Dataset entries

##############################

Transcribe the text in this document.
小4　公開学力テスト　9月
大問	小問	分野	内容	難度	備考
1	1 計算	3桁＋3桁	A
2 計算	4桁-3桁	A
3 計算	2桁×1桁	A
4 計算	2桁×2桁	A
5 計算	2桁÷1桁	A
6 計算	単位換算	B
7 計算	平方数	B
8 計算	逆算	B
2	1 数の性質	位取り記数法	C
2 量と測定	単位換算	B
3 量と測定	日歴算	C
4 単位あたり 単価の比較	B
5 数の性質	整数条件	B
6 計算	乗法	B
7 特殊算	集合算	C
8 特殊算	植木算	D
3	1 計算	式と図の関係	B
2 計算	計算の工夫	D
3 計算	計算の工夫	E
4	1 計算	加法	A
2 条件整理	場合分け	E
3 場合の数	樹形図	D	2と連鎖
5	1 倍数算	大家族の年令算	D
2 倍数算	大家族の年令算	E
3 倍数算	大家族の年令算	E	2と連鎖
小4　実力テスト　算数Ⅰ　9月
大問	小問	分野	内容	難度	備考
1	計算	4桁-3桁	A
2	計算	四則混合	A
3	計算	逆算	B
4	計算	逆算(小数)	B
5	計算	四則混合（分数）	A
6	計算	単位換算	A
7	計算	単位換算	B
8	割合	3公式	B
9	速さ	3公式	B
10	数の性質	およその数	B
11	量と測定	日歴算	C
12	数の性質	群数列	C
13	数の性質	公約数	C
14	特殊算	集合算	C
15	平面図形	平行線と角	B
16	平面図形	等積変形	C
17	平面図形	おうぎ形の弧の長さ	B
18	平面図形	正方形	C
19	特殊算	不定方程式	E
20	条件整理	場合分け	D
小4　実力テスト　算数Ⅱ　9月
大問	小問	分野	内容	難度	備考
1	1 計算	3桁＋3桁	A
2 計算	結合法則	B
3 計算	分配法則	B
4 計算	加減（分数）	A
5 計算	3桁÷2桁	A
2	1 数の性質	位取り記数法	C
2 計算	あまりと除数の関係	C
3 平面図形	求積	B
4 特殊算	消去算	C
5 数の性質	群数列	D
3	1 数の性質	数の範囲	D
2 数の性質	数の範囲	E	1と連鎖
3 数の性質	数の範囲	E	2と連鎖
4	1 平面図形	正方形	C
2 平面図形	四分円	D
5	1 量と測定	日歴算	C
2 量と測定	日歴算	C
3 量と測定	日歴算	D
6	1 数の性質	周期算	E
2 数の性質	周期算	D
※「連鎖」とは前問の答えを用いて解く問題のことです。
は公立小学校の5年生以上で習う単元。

##############################

# Directions for this task:
Extract every line of the records above that contains the word "単位換算".

# Response to the exercise:
6 計算	単位換算	B
2 量と測定	単位換算	B
6	計算	単位換算	A
7	計算	単位換算	B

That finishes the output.